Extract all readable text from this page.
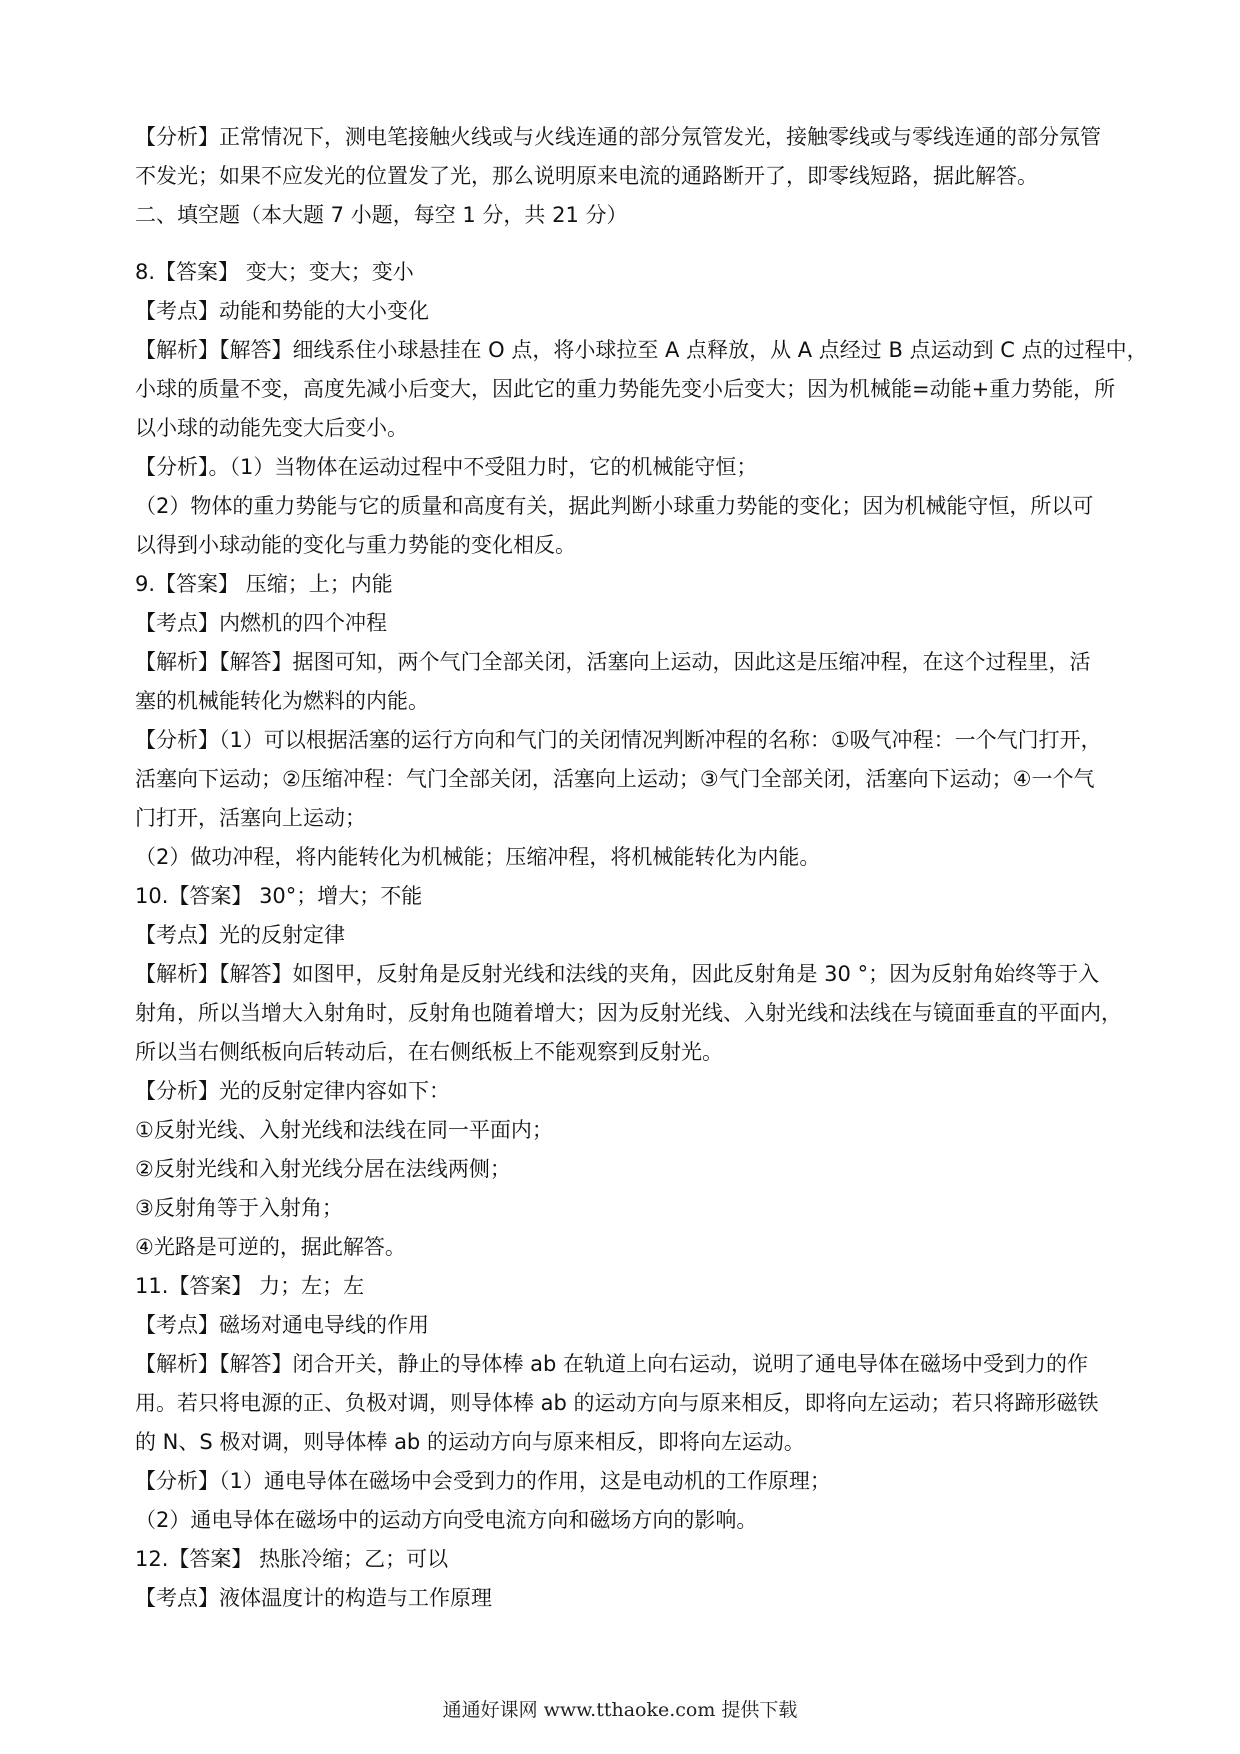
【分析】正常情况下，测电笔接触火线或与火线连通的部分氖管发光，接触零线或与零线连通的部分氖管
不发光；如果不应发光的位置发了光，那么说明原来电流的通路断开了，即零线短路，据此解答。
二、填空题（本大题 7 小题，每空 1 分，共 21 分）
8.【答案】 变大；变大；变小
【考点】动能和势能的大小变化
【解析】【解答】细线系住小球悬挂在 O 点，将小球拉至 A 点释放，从 A 点经过 B 点运动到 C 点的过程中，
小球的质量不变，高度先减小后变大，因此它的重力势能先变小后变大；因为机械能=动能+重力势能，所
以小球的动能先变大后变小。
【分析】。（1）当物体在运动过程中不受阻力时，它的机械能守恒；
（2）物体的重力势能与它的质量和高度有关，据此判断小球重力势能的变化；因为机械能守恒，所以可
以得到小球动能的变化与重力势能的变化相反。
9.【答案】 压缩；上；内能
【考点】内燃机的四个冲程
【解析】【解答】据图可知，两个气门全部关闭，活塞向上运动，因此这是压缩冲程，在这个过程里，活
塞的机械能转化为燃料的内能。
【分析】（1）可以根据活塞的运行方向和气门的关闭情况判断冲程的名称：①吸气冲程：一个气门打开，
活塞向下运动；②压缩冲程：气门全部关闭，活塞向上运动；③气门全部关闭，活塞向下运动；④一个气
门打开，活塞向上运动；
（2）做功冲程，将内能转化为机械能；压缩冲程，将机械能转化为内能。
10.【答案】 30°；增大；不能
【考点】光的反射定律
【解析】【解答】如图甲，反射角是反射光线和法线的夹角，因此反射角是 30 °；因为反射角始终等于入
射角，所以当增大入射角时，反射角也随着增大；因为反射光线、入射光线和法线在与镜面垂直的平面内，
所以当右侧纸板向后转动后，在右侧纸板上不能观察到反射光。
【分析】光的反射定律内容如下：
①反射光线、入射光线和法线在同一平面内；
②反射光线和入射光线分居在法线两侧；
③反射角等于入射角；
④光路是可逆的，据此解答。
11.【答案】 力；左；左
【考点】磁场对通电导线的作用
【解析】【解答】闭合开关，静止的导体棒 ab 在轨道上向右运动，说明了通电导体在磁场中受到力的作
用。若只将电源的正、负极对调，则导体棒 ab 的运动方向与原来相反，即将向左运动；若只将蹄形磁铁
的 N、S 极对调，则导体棒 ab 的运动方向与原来相反，即将向左运动。
【分析】（1）通电导体在磁场中会受到力的作用，这是电动机的工作原理；
（2）通电导体在磁场中的运动方向受电流方向和磁场方向的影响。
12.【答案】 热胀冷缩；乙；可以
【考点】液体温度计的构造与工作原理
通通好课网 www.tthaoke.com 提供下载
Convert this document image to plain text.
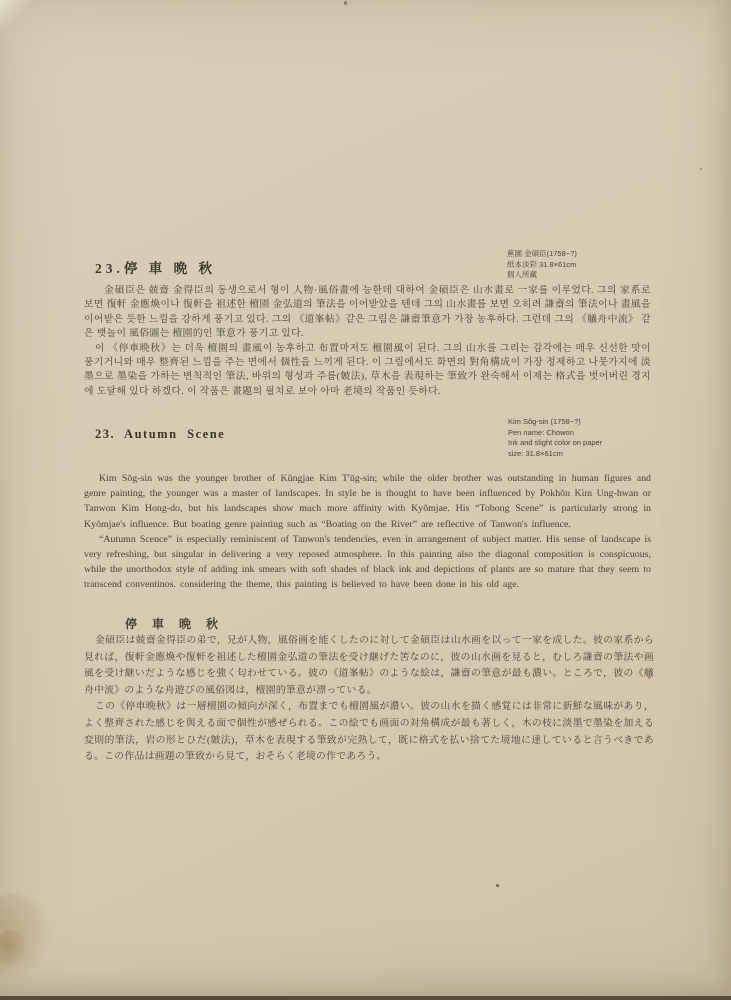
23.停 車 晩 秋
蕉園 金碩臣(1758~?)
紙本淡彩 31.8×61cm
個人所藏

金碩臣은 兢齋 金得臣의 동생으로서 형이 人物·風俗畫에 능한데 대하여 金碩臣은 山水畫로 一家를 이루었다. 그의 家系로 보면 復軒 金應煥이나 復軒을 祖述한 檀園 金弘道의 筆法을 이어받았을 텐데 그의 山水畫를 보면 오히려 謙齋의 筆法이나 畫風을 이어받은 듯한 느낌을 강하게 풍기고 있다. 그의 《道峯帖》같은 그림은 謙齋筆意가 가장 농후하다. 그런데 그의 《艤舟中流》 같은 뱃놀이 風俗圖는 檀園的인 筆意가 풍기고 있다.

이 《停車晩秋》는 더욱 檀園의 畫風이 농후하고 布置마저도 檀園風이 된다. 그의 山水를 그리는 감각에는 매우 신선한 맛이 풍기거니와 매우 整齊된 느낌을 주는 면에서 個性을 느끼게 된다. 이 그림에서도 화면의 對角構成이 가장 정제하고 나뭇가지에 淡墨으로 墨染을 가하는 변칙적인 筆法, 바위의 형성과 주름(皴法), 草木을 表現하는 筆致가 완숙해서 이제는 格式을 벗어버린 경지에 도달해 있다 하겠다. 이 작품은 畫題의 필치로 보아 아마 老境의 작품인 듯하다.

23. Autumn Scene
Kim Sŏg-sin (1758~?)
Pen name: Chowon
Ink and slight color on paper
size: 31.8×61cm

Kim Sŏg-sin was the younger brother of Kŭngjae Kim T'ŭg-sin; while the older brother was outstanding in human figures and genre painting, the younger was a master of landscapes. In style he is thought to have been influenced by Pokhŏn Kim Ung-hwan or Tanwon Kim Hong-do, but his landscapes show much more affinity with Kyŏmjae. His “Tobong Scene” is particularly strong in Kyŏmjae's influence. But boating genre painting such as “Boating on the River” are reflective of Tanwon's influence.

“Autumn Scence” is especially reminiscent of Tanwon's tendencies, even in arrangement of subject matter. His sense of landscape is very refreshing, but singular in delivering a very reposed atmosphere. In this painting also the diagonal composition is conspicuous, while the unorthodox style of adding ink smears with soft shades of black ink and depictions of plants are so mature that they seem to transcend conventinos. considering the theme, this painting is believed to have been done in his old age.

停 車 晩 秋

金碩臣は兢齋金得臣の弟で，兄が人物，風俗画を能くしたのに対して金碩臣は山水画を以って一家を成した。彼の家系から見れば，復軒金應煥や復軒を祖述した檀園金弘道の筆法を受け継げた筈なのに，彼の山水画を見ると，むしろ謙齋の筆法や画風を受け継いだような感じを強く匂わせている。彼の《道峯帖》のような絵は，謙齋の筆意が最も濃い。ところで，彼の《艤舟中流》のような舟遊びの風俗図は，檀園的筆意が漂っている。

この《停車晩秋》は一層檀園の傾向が深く，布置までも檀園風が濃い。彼の山水を描く感覚には非常に新鮮な風味があり，よく整齊された感じを與える面で個性が感ぜられる。この絵でも画面の対角構成が最も著しく，木の枝に淡墨で墨染を加える変則的筆法，岩の形とひだ(皴法)，草木を表現する筆致が完熟して，既に格式を払い捨てた境地に達していると言うべきである。この作品は画題の筆致から見て，おそらく老境の作であろう。
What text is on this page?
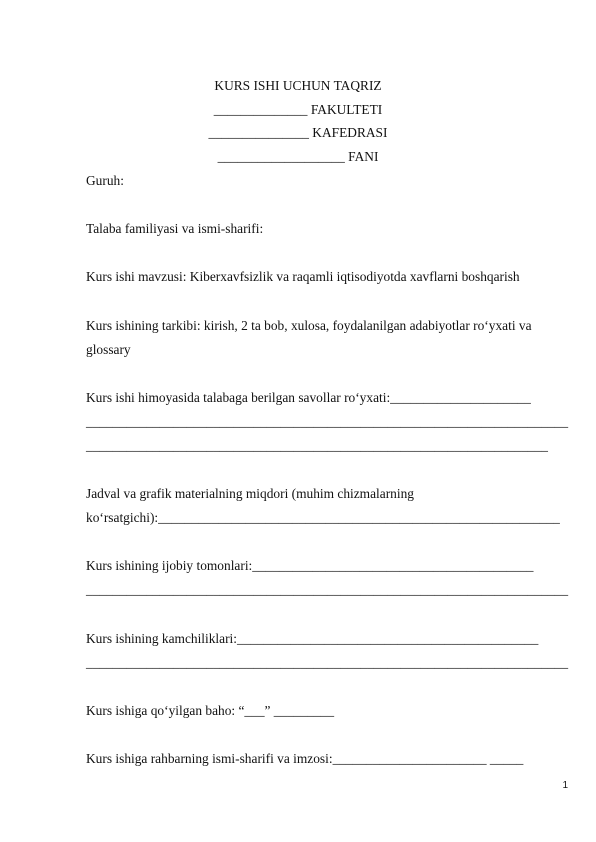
KURS ISHI UCHUN TAQRIZ
______________ FAKULTETI
_______________ KAFEDRASI
___________________ FANI
Guruh:
Talaba familiyasi va ismi-sharifi:
Kurs ishi mavzusi: Kiberxavfsizlik va raqamli iqtisodiyotda xavflarni boshqarish
Kurs ishining tarkibi: kirish, 2 ta bob, xulosa, foydalanilgan adabiyotlar ro‘yxati va
glossary
Kurs ishi himoyasida talabaga berilgan savollar ro‘yxati:_____________________
________________________________________________________________________
_____________________________________________________________________
Jadval va grafik materialning miqdori (muhim chizmalarning
ko‘rsatgichi):____________________________________________________________
Kurs ishining ijobiy tomonlari:__________________________________________
________________________________________________________________________
Kurs ishining kamchiliklari:_____________________________________________
________________________________________________________________________
Kurs ishiga qo‘yilgan baho: “___” _________
Kurs ishiga rahbarning ismi-sharifi va imzosi:_______________________ _____
1
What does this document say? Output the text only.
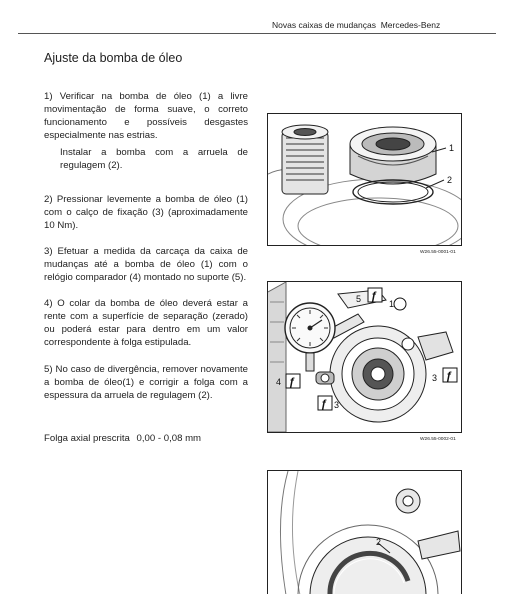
Novas caixas de mudanças Mercedes-Benz
Ajuste da bomba de óleo

1) Verificar na bomba de óleo (1) a livre movimentação de forma suave, o correto funcionamento e possíveis desgastes especialmente nas estrias.

Instalar a bomba com a arruela de regulagem (2).

2) Pressionar levemente a bomba de óleo (1) com o calço de fixação (3) (aproximadamente 10 Nm).

3) Efetuar a medida da carcaça da caixa de mudanças até a bomba de óleo (1) com o relógio comparador (4) montado no suporte (5).

4) O colar da bomba de óleo deverá estar a rente com a superfície de separação (zerado) ou poderá estar para dentro em um valor correspondente à folga estipulada.

5) No caso de divergência, remover novamente a bomba de óleo(1) e corrigir a folga com a espessura da arruela de regulagem (2).

Folga axial prescrita 0,00 - 0,08 mm
1
2
W26.55-0001-01
ƒ
5	1
ƒ
4	ƒ
3
ƒ 3
W26.55-0002-01
2
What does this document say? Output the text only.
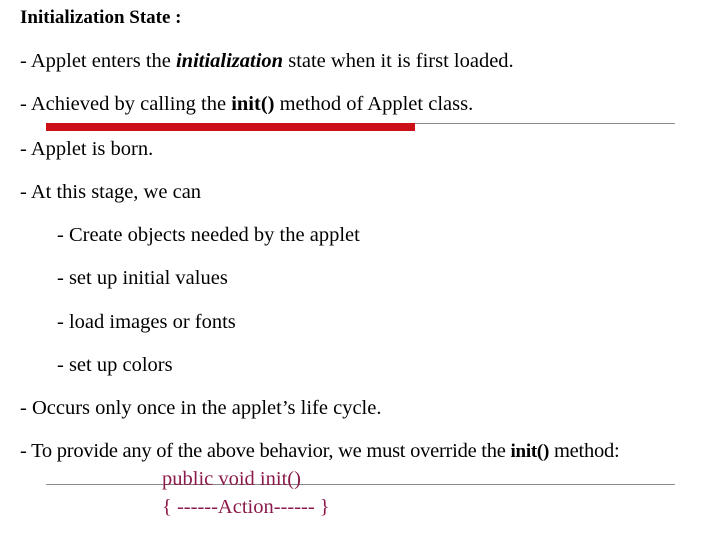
Initialization State :
- Applet enters the initialization state when it is first loaded.
- Achieved by calling the init() method of Applet class.
- Applet is born.
- At this stage, we can
- Create objects needed by the applet
- set up initial values
- load images or fonts
- set up colors
- Occurs only once in the applet’s life cycle.
- To provide any of the above behavior, we must override the init() method:
public void init()
{ ------Action------ }
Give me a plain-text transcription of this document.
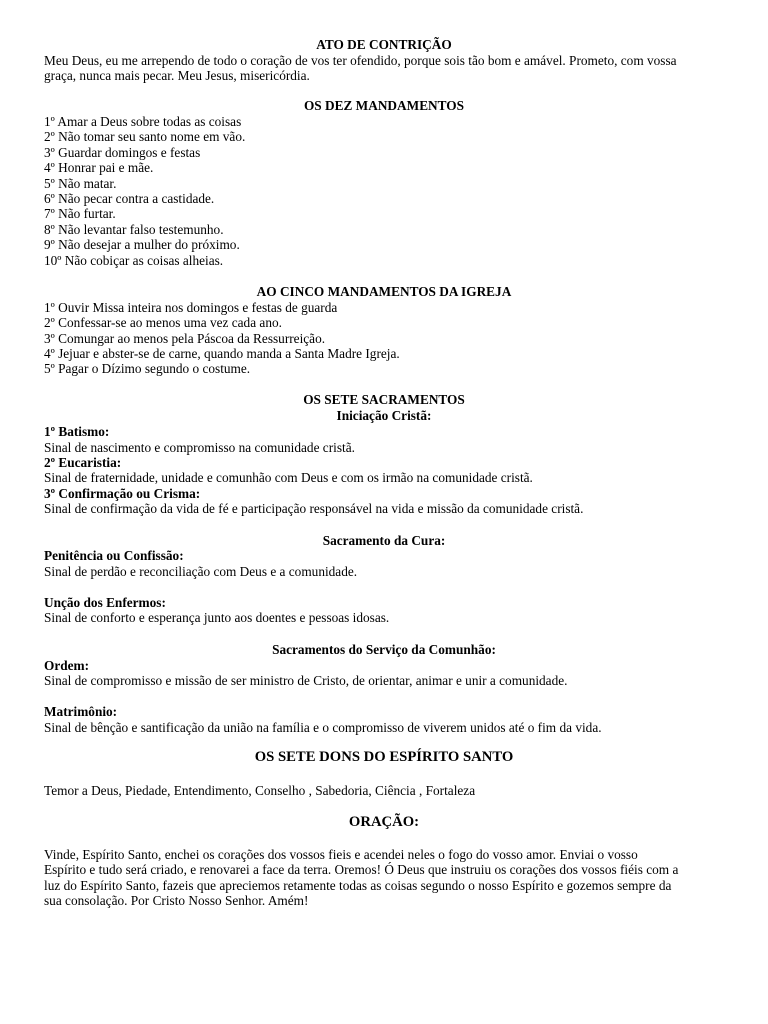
ATO DE CONTRIÇÃO

Meu Deus, eu me arrependo de todo o coração de vos ter ofendido, porque sois tão bom e amável. Prometo, com vossa

graça, nunca mais pecar. Meu Jesus, misericórdia.

OS DEZ MANDAMENTOS

1º Amar a Deus sobre todas as coisas

2º Não tomar seu santo nome em vão.

3º Guardar domingos e festas

4º Honrar pai e mãe.

5º Não matar.

6º Não pecar contra a castidade.

7º Não furtar.

8º Não levantar falso testemunho.

9º Não desejar a mulher do próximo.

10º Não cobiçar as coisas alheias.

AO CINCO MANDAMENTOS DA IGREJA

1º Ouvir Missa inteira nos domingos e festas de guarda

2º Confessar-se ao menos uma vez cada ano.

3º Comungar ao menos pela Páscoa da Ressurreição.

4º Jejuar e abster-se de carne, quando manda a Santa Madre Igreja.

5º Pagar o Dízimo segundo o costume.

OS SETE SACRAMENTOS

Iniciação Cristã:

1º Batismo:

Sinal de nascimento e compromisso na comunidade cristã.

2º Eucaristia:

Sinal de fraternidade, unidade e comunhão com Deus e com os irmão na comunidade cristã.

3º Confirmação ou Crisma:

Sinal de confirmação da vida de fé e participação responsável na vida e missão da comunidade cristã.

Sacramento da Cura:

Penitência ou Confissão:

Sinal de perdão e reconciliação com Deus e a comunidade.

Unção dos Enfermos:

Sinal de conforto e esperança junto aos doentes e pessoas idosas.

Sacramentos do Serviço da Comunhão:

Ordem:

Sinal de compromisso e missão de ser ministro de Cristo, de orientar, animar e unir a comunidade.

Matrimônio:

Sinal de bênção e santificação da união na família e o compromisso de viverem unidos até o fim da vida.

OS SETE DONS DO ESPÍRITO SANTO

Temor a Deus, Piedade, Entendimento, Conselho , Sabedoria, Ciência , Fortaleza

ORAÇÃO:

Vinde, Espírito Santo, enchei os corações dos vossos fieis e acendei neles o fogo do vosso amor. Enviai o vosso

Espírito e tudo será criado, e renovarei a face da terra. Oremos! Ó Deus que instruiu os corações dos vossos fiéis com a

luz do Espírito Santo, fazeis que apreciemos retamente todas as coisas segundo o nosso Espírito e gozemos sempre da

sua consolação. Por Cristo Nosso Senhor. Amém!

########################################

- **Task instructions**: Count the lines in the records above that contain the word "arruela", and give only the number.

- **Exercise response**: 2